A block of data
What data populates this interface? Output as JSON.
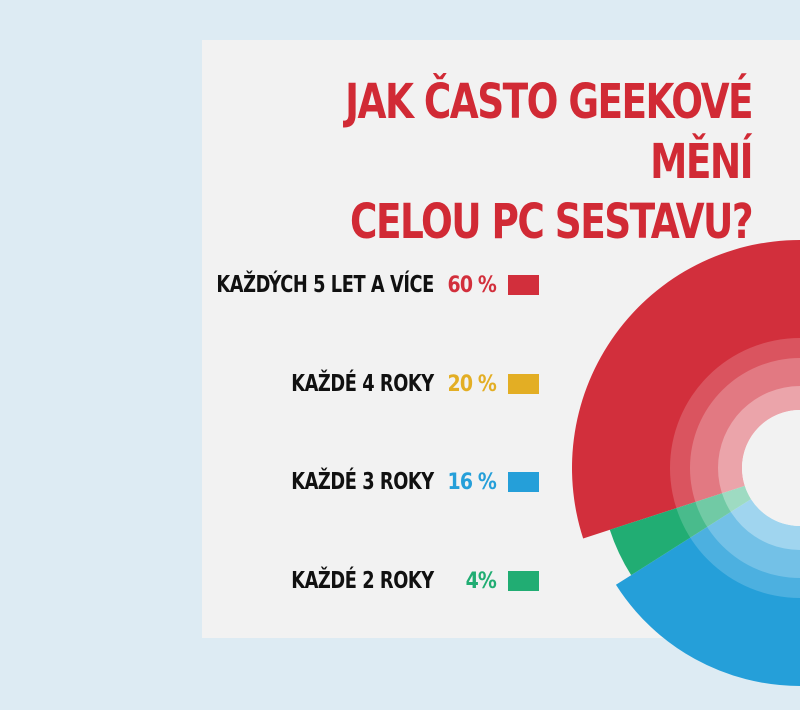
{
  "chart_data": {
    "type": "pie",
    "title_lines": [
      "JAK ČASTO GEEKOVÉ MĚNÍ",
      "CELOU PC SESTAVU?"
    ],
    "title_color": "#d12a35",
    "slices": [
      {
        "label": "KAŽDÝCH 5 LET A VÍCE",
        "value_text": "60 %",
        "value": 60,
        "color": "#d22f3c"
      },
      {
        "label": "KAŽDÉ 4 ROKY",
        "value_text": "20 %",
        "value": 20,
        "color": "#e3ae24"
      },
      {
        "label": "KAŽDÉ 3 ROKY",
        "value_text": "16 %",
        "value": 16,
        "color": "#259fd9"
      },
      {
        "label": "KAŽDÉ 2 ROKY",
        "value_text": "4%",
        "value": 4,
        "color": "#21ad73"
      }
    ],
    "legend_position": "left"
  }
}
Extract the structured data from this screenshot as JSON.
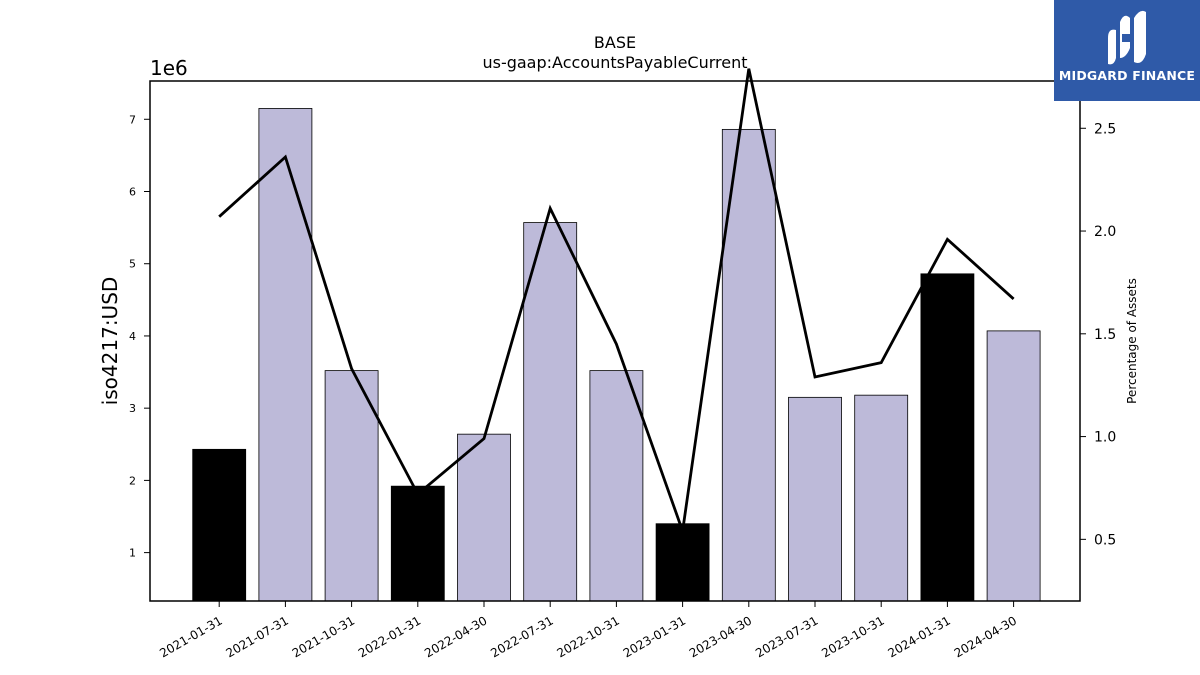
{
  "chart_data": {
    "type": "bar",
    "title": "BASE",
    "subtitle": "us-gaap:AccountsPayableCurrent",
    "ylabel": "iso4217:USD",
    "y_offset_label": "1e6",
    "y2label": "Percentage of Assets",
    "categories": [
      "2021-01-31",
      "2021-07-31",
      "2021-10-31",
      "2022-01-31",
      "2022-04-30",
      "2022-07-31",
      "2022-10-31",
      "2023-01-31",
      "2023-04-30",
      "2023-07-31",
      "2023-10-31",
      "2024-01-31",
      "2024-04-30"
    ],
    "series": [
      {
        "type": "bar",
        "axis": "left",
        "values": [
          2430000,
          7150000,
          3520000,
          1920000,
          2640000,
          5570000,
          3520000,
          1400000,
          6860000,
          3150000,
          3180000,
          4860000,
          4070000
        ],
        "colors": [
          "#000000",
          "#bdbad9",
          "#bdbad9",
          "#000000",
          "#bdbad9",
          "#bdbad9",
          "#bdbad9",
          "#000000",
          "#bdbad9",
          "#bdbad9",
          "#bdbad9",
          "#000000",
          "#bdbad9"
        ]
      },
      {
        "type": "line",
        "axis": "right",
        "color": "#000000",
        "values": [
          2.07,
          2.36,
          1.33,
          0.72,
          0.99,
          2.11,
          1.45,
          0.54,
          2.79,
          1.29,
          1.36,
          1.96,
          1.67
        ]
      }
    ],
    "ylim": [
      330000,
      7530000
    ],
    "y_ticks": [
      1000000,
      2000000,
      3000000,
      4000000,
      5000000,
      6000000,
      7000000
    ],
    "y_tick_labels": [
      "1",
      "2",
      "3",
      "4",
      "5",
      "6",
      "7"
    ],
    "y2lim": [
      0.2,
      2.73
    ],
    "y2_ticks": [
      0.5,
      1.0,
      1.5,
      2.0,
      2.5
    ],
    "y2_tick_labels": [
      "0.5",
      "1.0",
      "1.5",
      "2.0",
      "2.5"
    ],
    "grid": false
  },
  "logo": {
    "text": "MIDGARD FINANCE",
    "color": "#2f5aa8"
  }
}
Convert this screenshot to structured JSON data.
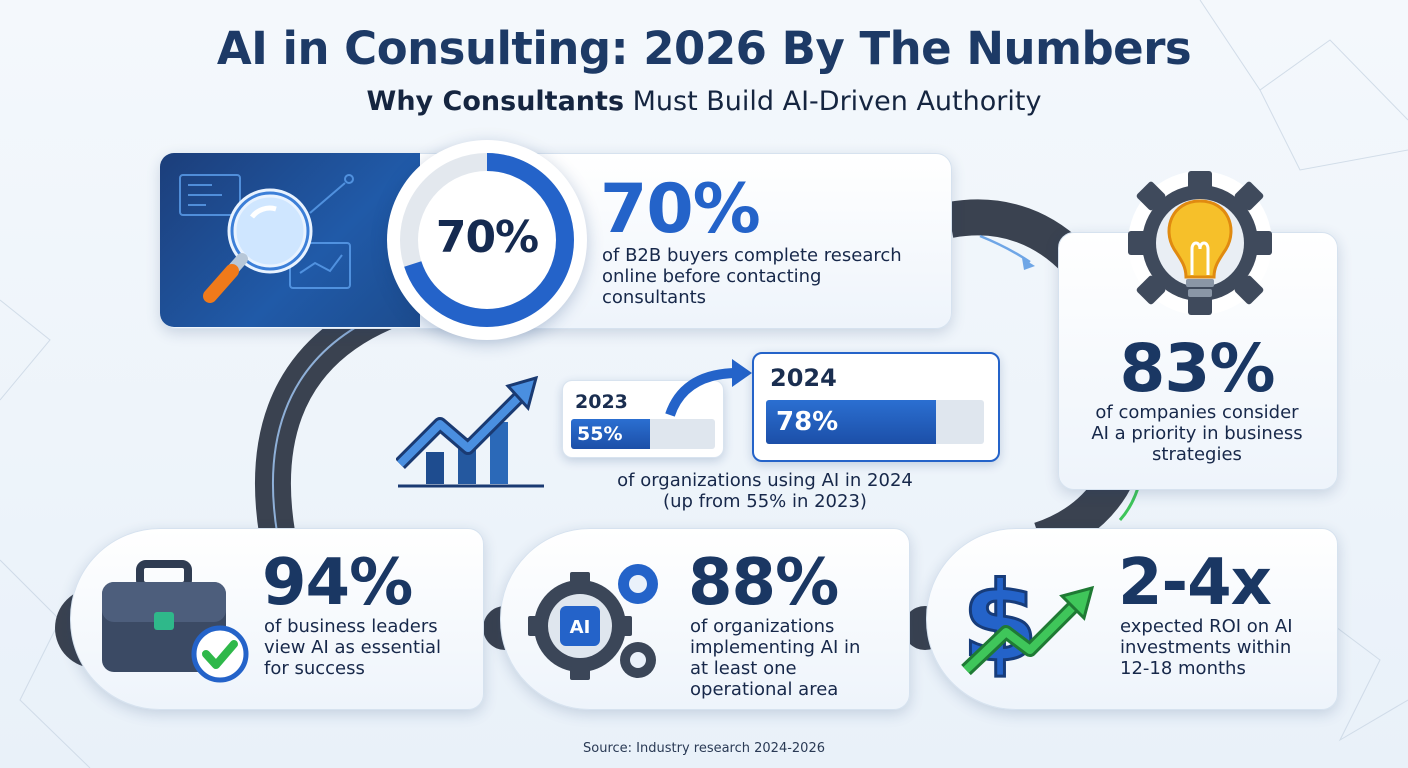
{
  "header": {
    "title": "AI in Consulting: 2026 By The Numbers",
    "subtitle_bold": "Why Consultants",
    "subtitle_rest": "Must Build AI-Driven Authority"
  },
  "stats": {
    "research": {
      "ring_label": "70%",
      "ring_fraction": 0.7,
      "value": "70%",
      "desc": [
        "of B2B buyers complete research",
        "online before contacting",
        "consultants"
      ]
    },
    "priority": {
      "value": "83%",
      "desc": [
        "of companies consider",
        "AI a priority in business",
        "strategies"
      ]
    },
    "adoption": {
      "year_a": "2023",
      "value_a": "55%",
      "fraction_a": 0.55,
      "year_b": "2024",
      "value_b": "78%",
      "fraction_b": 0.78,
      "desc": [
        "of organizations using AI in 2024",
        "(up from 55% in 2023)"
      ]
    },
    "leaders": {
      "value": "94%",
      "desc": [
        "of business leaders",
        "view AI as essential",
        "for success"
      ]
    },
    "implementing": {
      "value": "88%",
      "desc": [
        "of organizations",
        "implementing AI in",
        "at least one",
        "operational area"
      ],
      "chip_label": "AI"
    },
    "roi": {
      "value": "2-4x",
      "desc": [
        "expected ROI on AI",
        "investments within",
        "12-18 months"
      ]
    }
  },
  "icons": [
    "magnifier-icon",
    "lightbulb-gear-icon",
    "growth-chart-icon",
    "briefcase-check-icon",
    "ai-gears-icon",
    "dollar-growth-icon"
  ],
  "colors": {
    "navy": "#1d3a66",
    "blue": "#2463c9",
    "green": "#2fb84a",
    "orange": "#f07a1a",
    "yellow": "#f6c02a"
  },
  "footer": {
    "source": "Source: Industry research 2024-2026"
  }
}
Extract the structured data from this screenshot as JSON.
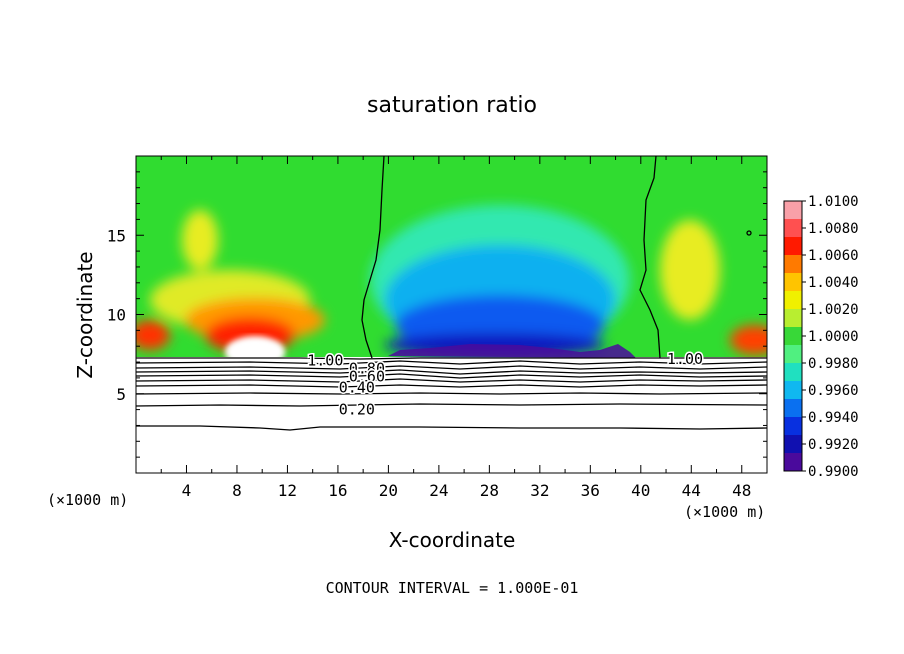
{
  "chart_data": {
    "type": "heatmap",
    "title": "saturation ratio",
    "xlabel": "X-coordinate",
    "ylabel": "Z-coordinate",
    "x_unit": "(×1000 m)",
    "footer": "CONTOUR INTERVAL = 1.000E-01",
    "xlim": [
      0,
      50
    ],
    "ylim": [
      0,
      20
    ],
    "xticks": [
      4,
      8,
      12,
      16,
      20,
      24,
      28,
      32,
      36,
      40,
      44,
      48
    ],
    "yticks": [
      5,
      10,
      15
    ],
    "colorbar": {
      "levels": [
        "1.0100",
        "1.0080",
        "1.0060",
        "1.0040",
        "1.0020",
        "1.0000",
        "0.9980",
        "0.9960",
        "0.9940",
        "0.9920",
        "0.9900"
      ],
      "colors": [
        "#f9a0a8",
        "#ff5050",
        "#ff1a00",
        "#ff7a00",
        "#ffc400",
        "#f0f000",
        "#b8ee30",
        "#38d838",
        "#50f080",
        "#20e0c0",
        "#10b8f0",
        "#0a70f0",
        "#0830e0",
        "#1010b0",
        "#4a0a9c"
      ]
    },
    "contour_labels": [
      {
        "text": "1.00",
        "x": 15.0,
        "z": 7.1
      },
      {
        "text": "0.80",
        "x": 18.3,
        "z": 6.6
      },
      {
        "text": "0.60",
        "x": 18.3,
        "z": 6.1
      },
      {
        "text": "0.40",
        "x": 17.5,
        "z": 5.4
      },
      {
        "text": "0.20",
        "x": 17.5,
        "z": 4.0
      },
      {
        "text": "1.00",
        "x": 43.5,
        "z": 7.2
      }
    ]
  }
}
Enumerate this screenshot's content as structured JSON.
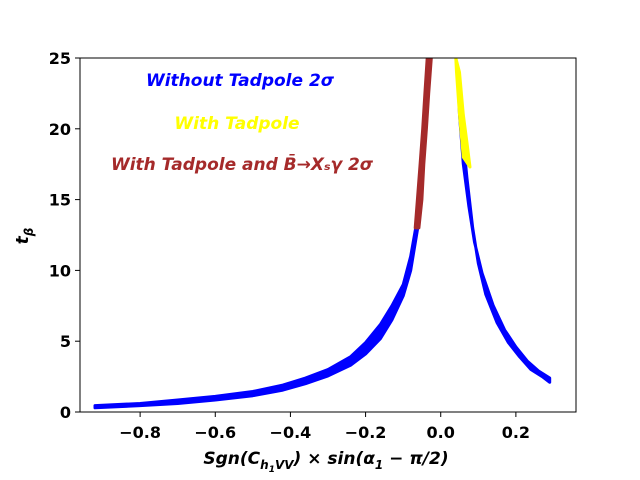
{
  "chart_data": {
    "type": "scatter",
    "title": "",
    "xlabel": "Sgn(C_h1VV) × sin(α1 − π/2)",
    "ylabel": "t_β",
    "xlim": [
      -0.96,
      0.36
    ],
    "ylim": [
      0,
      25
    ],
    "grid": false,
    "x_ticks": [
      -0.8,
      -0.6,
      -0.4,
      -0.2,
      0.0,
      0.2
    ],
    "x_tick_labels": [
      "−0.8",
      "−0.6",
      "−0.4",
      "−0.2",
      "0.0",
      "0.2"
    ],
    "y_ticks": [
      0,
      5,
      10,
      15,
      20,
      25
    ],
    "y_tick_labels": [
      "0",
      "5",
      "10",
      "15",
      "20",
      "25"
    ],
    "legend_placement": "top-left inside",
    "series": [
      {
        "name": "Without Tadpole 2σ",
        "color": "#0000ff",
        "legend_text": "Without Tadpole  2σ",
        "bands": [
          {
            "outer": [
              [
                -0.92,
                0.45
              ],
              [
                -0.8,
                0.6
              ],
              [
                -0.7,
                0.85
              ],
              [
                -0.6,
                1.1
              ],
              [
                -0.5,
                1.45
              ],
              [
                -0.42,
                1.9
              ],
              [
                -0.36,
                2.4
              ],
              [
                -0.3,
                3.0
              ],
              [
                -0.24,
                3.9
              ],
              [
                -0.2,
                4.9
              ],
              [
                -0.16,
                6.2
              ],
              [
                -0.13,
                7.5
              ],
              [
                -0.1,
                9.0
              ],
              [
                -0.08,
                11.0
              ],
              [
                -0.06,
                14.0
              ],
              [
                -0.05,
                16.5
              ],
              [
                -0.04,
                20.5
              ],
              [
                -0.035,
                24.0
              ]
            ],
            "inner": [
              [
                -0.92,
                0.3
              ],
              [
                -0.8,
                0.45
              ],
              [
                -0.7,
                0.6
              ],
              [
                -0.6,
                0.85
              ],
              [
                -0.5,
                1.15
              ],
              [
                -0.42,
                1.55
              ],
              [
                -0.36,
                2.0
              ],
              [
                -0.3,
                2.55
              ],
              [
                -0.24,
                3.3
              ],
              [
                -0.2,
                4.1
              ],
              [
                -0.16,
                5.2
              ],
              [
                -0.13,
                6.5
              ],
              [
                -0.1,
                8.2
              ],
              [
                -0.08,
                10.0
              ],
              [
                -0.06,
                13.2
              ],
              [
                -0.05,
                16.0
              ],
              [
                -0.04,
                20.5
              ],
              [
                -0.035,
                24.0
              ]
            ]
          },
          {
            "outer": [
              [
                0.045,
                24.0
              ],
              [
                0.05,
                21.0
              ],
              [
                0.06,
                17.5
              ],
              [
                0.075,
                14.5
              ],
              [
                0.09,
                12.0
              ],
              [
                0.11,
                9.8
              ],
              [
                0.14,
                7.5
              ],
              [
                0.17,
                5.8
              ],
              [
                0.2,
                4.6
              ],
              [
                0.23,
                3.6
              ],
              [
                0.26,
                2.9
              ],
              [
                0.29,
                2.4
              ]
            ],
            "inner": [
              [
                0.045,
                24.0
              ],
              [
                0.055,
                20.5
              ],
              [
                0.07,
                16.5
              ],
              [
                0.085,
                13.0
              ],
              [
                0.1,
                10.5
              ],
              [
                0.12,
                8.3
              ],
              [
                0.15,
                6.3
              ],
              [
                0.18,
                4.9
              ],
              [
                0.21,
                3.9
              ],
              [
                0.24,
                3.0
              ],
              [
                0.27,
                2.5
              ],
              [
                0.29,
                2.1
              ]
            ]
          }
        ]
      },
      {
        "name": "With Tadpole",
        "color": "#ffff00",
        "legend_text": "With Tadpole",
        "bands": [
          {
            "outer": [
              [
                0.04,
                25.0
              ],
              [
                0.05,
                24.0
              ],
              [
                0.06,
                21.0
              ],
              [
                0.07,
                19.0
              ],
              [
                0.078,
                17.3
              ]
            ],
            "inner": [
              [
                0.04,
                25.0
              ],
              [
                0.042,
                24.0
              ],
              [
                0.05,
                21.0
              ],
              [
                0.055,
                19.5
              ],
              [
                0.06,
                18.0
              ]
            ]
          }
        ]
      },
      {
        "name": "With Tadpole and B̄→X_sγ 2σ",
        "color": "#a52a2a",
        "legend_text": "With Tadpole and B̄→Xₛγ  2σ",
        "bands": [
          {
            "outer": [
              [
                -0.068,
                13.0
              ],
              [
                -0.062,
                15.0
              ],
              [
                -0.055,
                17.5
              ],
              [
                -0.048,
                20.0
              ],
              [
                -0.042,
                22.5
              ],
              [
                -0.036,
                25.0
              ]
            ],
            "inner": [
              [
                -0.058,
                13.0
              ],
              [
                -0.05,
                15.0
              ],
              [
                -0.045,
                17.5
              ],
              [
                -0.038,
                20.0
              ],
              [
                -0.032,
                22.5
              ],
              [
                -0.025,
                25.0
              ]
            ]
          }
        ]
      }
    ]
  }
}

**Task description:**
Scan the material above for the string "Tadpole" and return the lines that hold it.

**Answer to the task:**
        "name": "Without Tadpole 2σ",
        "legend_text": "Without Tadpole  2σ",
        "name": "With Tadpole",
        "legend_text": "With Tadpole",
        "name": "With Tadpole and B̄→X_sγ 2σ",
        "legend_text": "With Tadpole and B̄→Xₛγ  2σ",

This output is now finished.